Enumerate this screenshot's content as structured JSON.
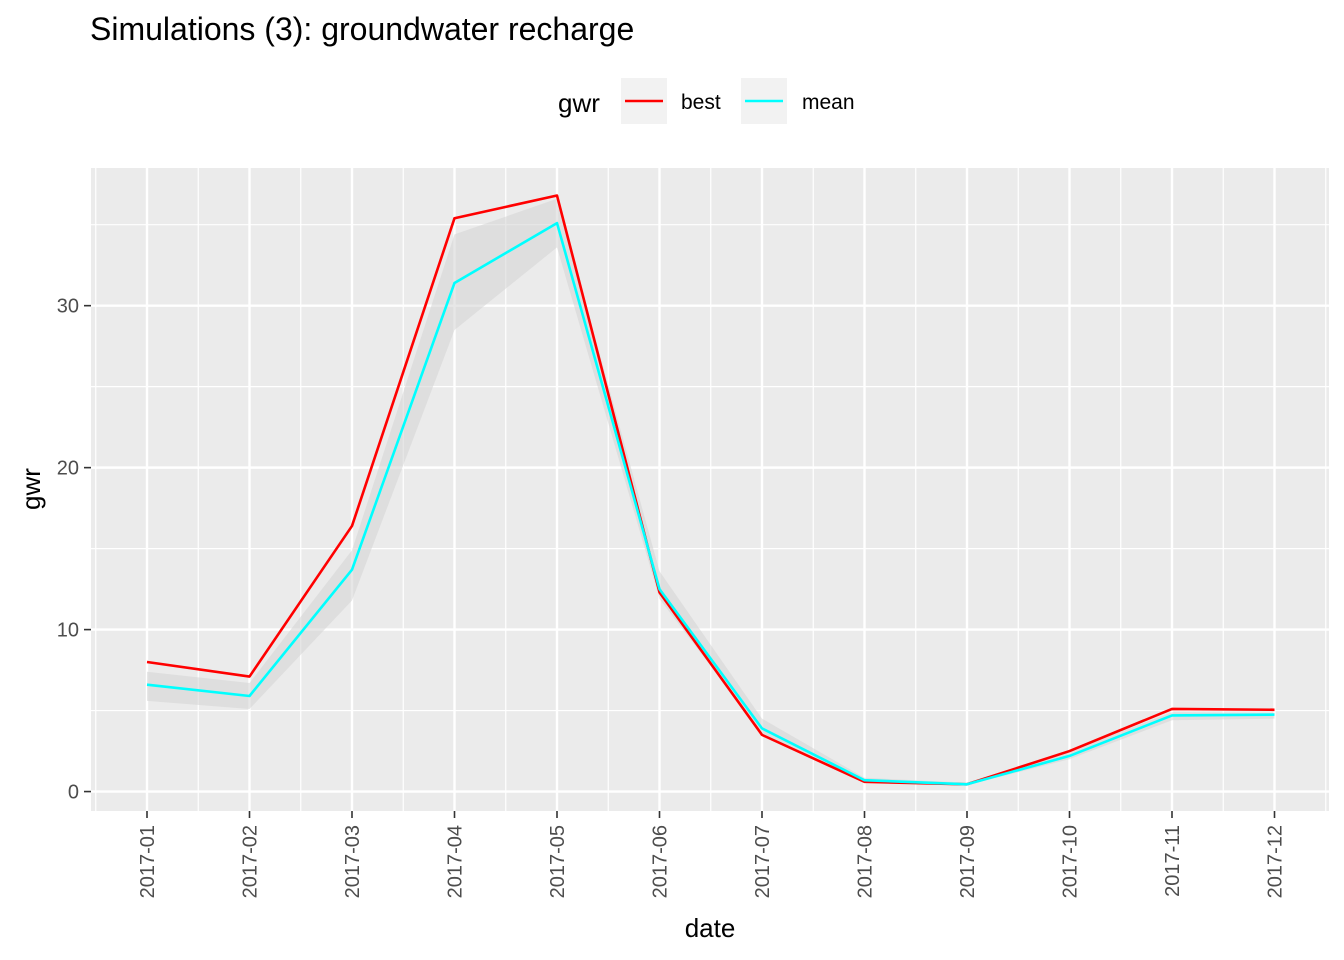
{
  "chart_data": {
    "type": "line",
    "title": "Simulations (3): groundwater recharge",
    "xlabel": "date",
    "ylabel": "gwr",
    "categories": [
      "2017-01",
      "2017-02",
      "2017-03",
      "2017-04",
      "2017-05",
      "2017-06",
      "2017-07",
      "2017-08",
      "2017-09",
      "2017-10",
      "2017-11",
      "2017-12"
    ],
    "ylim": [
      -1.2,
      38.5
    ],
    "yticks": [
      0,
      10,
      20,
      30
    ],
    "ytick_labels": [
      "0",
      "10",
      "20",
      "30"
    ],
    "series": [
      {
        "name": "best",
        "color": "#ff0000",
        "values": [
          8.0,
          7.1,
          16.4,
          35.4,
          36.8,
          12.3,
          3.5,
          0.6,
          0.45,
          2.5,
          5.1,
          5.05
        ]
      },
      {
        "name": "mean",
        "color": "#00ffff",
        "values": [
          6.6,
          5.9,
          13.7,
          31.4,
          35.1,
          12.5,
          3.9,
          0.7,
          0.45,
          2.2,
          4.7,
          4.75
        ]
      }
    ],
    "band": {
      "color": "#d3d3d3",
      "lower": [
        5.6,
        5.1,
        11.8,
        28.5,
        33.6,
        11.9,
        3.6,
        0.55,
        0.4,
        2.0,
        4.4,
        4.5
      ],
      "upper": [
        7.4,
        6.7,
        14.9,
        34.4,
        36.6,
        13.6,
        4.5,
        0.85,
        0.55,
        2.5,
        4.9,
        4.85
      ]
    },
    "legend": {
      "title": "gwr",
      "placement": "top"
    },
    "grid": true,
    "panel_background": "#ebebeb"
  }
}
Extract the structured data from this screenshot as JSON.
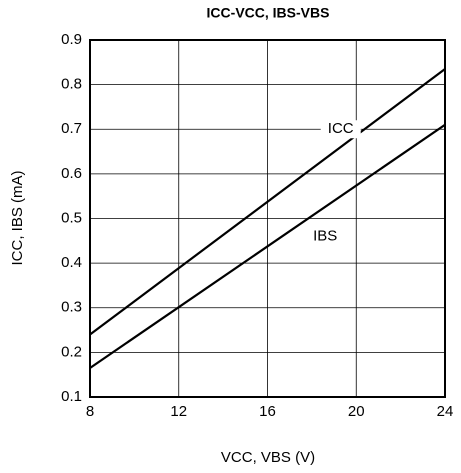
..........
- [The problem]:
Check each line above for the word "screenshot", and copy the lines where it appears.

- [Expected answer]:
Enumerate this screenshot's content as structured JSON.
Extract the structured data from this screenshot as JSON.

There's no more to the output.